• EXERCISE
All lines featuring the string "Ustawianie" are to be listed.

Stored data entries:
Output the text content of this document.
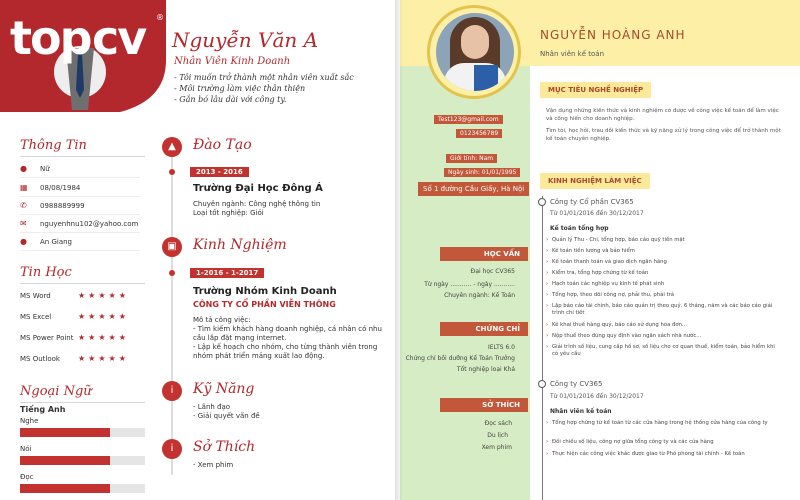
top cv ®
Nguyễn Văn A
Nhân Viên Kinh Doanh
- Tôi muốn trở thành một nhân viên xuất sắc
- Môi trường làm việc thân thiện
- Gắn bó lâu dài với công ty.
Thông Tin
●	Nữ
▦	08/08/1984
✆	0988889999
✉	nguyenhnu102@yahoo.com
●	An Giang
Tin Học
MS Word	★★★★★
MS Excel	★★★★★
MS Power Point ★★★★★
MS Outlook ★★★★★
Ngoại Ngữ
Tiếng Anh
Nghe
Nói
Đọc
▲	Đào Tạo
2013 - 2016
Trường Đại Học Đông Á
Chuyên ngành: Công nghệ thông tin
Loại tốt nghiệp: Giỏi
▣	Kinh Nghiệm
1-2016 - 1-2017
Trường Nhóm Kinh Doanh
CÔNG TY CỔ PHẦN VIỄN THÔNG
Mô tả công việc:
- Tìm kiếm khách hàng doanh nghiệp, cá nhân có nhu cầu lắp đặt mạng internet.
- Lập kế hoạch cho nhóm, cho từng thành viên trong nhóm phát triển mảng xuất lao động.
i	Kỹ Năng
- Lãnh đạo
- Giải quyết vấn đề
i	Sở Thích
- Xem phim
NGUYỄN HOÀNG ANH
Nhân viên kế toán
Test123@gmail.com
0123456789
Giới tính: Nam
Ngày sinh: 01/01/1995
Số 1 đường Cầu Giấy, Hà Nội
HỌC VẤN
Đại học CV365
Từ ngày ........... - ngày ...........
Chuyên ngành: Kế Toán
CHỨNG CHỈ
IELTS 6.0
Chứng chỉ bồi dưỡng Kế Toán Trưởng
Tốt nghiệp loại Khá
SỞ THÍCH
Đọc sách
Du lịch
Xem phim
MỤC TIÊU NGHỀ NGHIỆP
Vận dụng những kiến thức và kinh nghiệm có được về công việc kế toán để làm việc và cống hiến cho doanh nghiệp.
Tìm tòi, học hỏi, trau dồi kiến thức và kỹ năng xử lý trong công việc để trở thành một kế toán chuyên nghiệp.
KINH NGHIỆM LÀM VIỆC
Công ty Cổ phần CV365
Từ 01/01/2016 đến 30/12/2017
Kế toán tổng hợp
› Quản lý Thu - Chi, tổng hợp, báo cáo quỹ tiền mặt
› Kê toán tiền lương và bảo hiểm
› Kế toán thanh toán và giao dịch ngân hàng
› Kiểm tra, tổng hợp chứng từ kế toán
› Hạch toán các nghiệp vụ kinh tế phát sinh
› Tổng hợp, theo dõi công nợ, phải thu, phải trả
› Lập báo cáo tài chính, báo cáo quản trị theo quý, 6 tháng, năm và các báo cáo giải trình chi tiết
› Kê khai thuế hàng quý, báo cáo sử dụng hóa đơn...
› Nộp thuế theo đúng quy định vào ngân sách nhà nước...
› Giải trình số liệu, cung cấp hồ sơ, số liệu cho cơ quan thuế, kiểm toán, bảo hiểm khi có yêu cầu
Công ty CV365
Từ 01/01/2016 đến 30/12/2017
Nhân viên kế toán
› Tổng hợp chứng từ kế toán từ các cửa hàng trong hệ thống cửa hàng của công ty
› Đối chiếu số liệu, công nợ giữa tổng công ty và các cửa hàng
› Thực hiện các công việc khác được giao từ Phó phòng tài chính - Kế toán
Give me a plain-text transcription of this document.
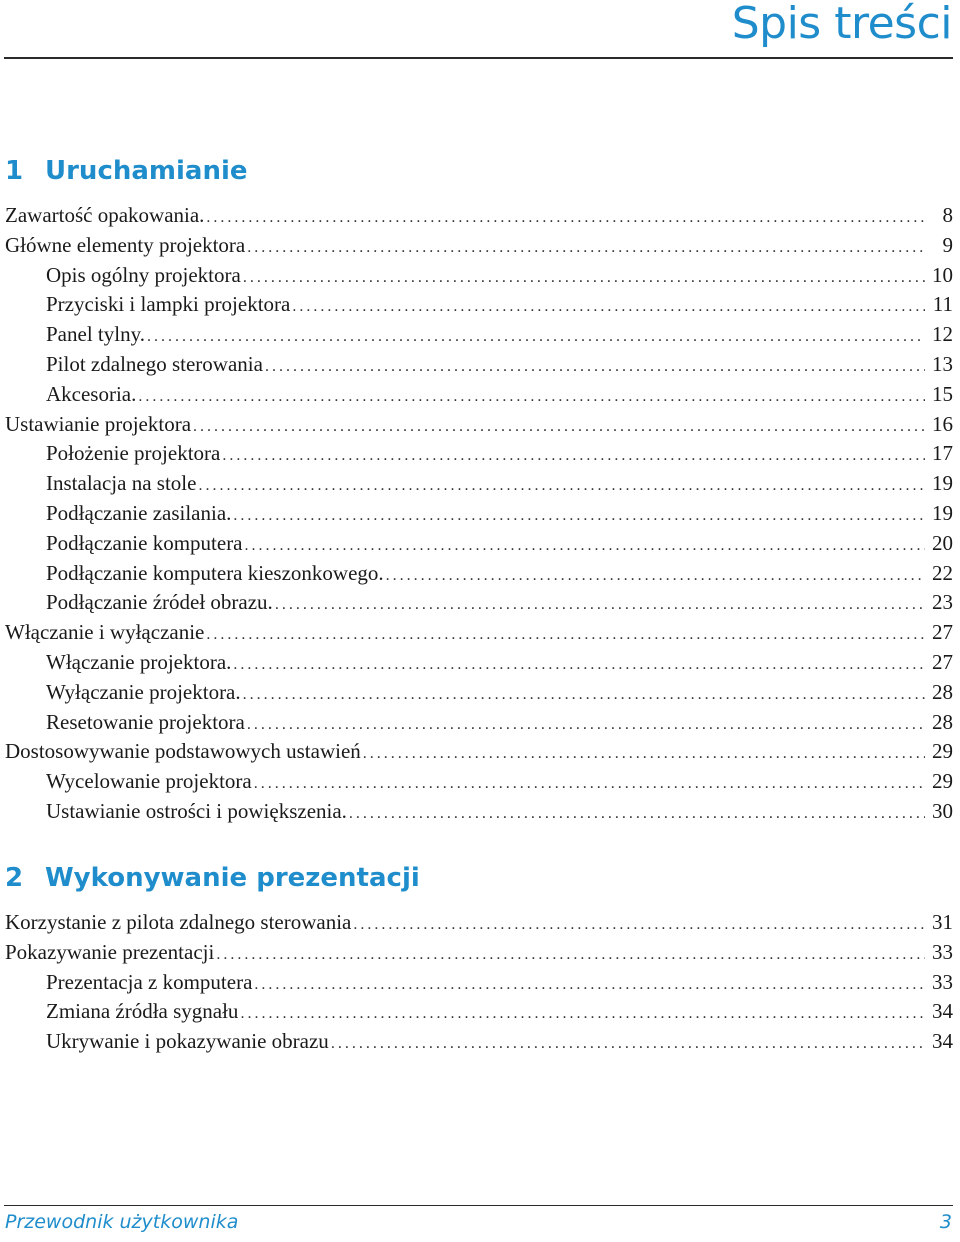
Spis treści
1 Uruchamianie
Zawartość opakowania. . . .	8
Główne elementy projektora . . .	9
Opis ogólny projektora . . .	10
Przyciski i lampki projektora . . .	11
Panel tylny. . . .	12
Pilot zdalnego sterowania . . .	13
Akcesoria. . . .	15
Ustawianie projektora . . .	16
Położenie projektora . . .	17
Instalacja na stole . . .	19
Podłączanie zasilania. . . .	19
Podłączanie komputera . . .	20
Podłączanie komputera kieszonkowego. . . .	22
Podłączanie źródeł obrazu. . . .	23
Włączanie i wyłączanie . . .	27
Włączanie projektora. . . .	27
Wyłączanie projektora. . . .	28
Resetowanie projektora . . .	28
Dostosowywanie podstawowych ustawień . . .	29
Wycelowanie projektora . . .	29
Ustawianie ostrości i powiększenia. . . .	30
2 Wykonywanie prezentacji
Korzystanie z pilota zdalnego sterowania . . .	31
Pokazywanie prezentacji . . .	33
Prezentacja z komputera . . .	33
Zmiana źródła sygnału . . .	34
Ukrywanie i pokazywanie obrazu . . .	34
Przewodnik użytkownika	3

• RESPONSE BELOW
Ustawianie projektora . . .	16
Ustawianie ostrości i powiększenia. . . .	30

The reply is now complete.